**PROMPT**
Every line in the listing is to be echoed verbatim.

Start of SUPPLIED RECORDS

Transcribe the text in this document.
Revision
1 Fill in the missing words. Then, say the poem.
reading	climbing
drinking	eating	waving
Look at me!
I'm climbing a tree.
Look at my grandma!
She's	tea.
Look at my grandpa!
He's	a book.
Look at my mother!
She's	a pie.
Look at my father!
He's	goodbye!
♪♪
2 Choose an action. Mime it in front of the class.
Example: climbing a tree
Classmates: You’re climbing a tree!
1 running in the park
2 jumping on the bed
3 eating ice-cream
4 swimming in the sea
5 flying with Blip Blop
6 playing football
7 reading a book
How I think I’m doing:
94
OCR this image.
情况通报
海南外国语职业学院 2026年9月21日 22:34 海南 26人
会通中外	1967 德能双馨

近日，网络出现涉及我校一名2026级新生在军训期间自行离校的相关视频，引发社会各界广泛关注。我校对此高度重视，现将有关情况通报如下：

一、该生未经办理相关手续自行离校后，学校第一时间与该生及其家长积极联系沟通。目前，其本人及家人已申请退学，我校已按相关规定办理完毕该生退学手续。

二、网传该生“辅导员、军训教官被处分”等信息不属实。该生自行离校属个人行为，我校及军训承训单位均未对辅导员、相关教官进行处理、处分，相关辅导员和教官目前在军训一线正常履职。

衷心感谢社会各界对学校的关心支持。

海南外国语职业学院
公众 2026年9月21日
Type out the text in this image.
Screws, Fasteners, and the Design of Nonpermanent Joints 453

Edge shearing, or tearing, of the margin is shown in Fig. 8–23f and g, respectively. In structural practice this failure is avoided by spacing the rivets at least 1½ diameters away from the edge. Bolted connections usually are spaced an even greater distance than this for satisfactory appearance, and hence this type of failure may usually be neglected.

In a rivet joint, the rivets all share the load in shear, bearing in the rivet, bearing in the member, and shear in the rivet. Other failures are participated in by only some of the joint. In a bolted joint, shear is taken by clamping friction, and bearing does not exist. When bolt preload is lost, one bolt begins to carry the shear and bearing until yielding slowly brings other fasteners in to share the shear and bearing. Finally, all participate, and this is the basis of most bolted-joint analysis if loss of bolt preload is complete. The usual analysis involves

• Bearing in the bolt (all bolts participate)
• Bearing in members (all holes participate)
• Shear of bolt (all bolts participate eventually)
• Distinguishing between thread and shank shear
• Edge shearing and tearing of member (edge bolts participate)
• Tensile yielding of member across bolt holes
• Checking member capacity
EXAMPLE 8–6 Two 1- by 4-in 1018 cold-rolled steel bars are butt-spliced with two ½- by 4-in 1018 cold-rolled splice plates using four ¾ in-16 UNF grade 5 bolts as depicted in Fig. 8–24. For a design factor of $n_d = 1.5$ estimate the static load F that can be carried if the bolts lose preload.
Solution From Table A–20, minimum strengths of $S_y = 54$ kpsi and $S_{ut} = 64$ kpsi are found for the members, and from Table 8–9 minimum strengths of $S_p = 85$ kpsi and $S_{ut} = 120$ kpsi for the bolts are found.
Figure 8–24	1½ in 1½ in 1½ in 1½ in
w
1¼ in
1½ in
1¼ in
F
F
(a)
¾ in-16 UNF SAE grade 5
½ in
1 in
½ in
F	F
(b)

End of SUPPLIED RECORDS

**FINAL RESULT**
Transcribe the text in this document.
Revision
1 Fill in the missing words. Then, say the poem.
reading	climbing
drinking	eating	waving
Look at me!
I'm climbing a tree.
Look at my grandma!
She's	tea.
Look at my grandpa!
He's	a book.
Look at my mother!
She's	a pie.
Look at my father!
He's	goodbye!
♪♪
2 Choose an action. Mime it in front of the class.
Example: climbing a tree
Classmates: You’re climbing a tree!
1 running in the park
2 jumping on the bed
3 eating ice-cream
4 swimming in the sea
5 flying with Blip Blop
6 playing football
7 reading a book
How I think I’m doing:
94
OCR this image.
情况通报
海南外国语职业学院 2026年9月21日 22:34 海南 26人
会通中外	1967 德能双馨

近日，网络出现涉及我校一名2026级新生在军训期间自行离校的相关视频，引发社会各界广泛关注。我校对此高度重视，现将有关情况通报如下：

一、该生未经办理相关手续自行离校后，学校第一时间与该生及其家长积极联系沟通。目前，其本人及家人已申请退学，我校已按相关规定办理完毕该生退学手续。

二、网传该生“辅导员、军训教官被处分”等信息不属实。该生自行离校属个人行为，我校及军训承训单位均未对辅导员、相关教官进行处理、处分，相关辅导员和教官目前在军训一线正常履职。

衷心感谢社会各界对学校的关心支持。

海南外国语职业学院
公众 2026年9月21日
Type out the text in this image.
Screws, Fasteners, and the Design of Nonpermanent Joints 453

Edge shearing, or tearing, of the margin is shown in Fig. 8–23f and g, respectively. In structural practice this failure is avoided by spacing the rivets at least 1½ diameters away from the edge. Bolted connections usually are spaced an even greater distance than this for satisfactory appearance, and hence this type of failure may usually be neglected.

In a rivet joint, the rivets all share the load in shear, bearing in the rivet, bearing in the member, and shear in the rivet. Other failures are participated in by only some of the joint. In a bolted joint, shear is taken by clamping friction, and bearing does not exist. When bolt preload is lost, one bolt begins to carry the shear and bearing until yielding slowly brings other fasteners in to share the shear and bearing. Finally, all participate, and this is the basis of most bolted-joint analysis if loss of bolt preload is complete. The usual analysis involves

• Bearing in the bolt (all bolts participate)
• Bearing in members (all holes participate)
• Shear of bolt (all bolts participate eventually)
• Distinguishing between thread and shank shear
• Edge shearing and tearing of member (edge bolts participate)
• Tensile yielding of member across bolt holes
• Checking member capacity
EXAMPLE 8–6 Two 1- by 4-in 1018 cold-rolled steel bars are butt-spliced with two ½- by 4-in 1018 cold-rolled splice plates using four ¾ in-16 UNF grade 5 bolts as depicted in Fig. 8–24. For a design factor of $n_d = 1.5$ estimate the static load F that can be carried if the bolts lose preload.
Solution From Table A–20, minimum strengths of $S_y = 54$ kpsi and $S_{ut} = 64$ kpsi are found for the members, and from Table 8–9 minimum strengths of $S_p = 85$ kpsi and $S_{ut} = 120$ kpsi for the bolts are found.
Figure 8–24	1½ in 1½ in 1½ in 1½ in
w
1¼ in
1½ in
1¼ in
F
F
(a)
¾ in-16 UNF SAE grade 5
½ in
1 in
½ in
F	F
(b)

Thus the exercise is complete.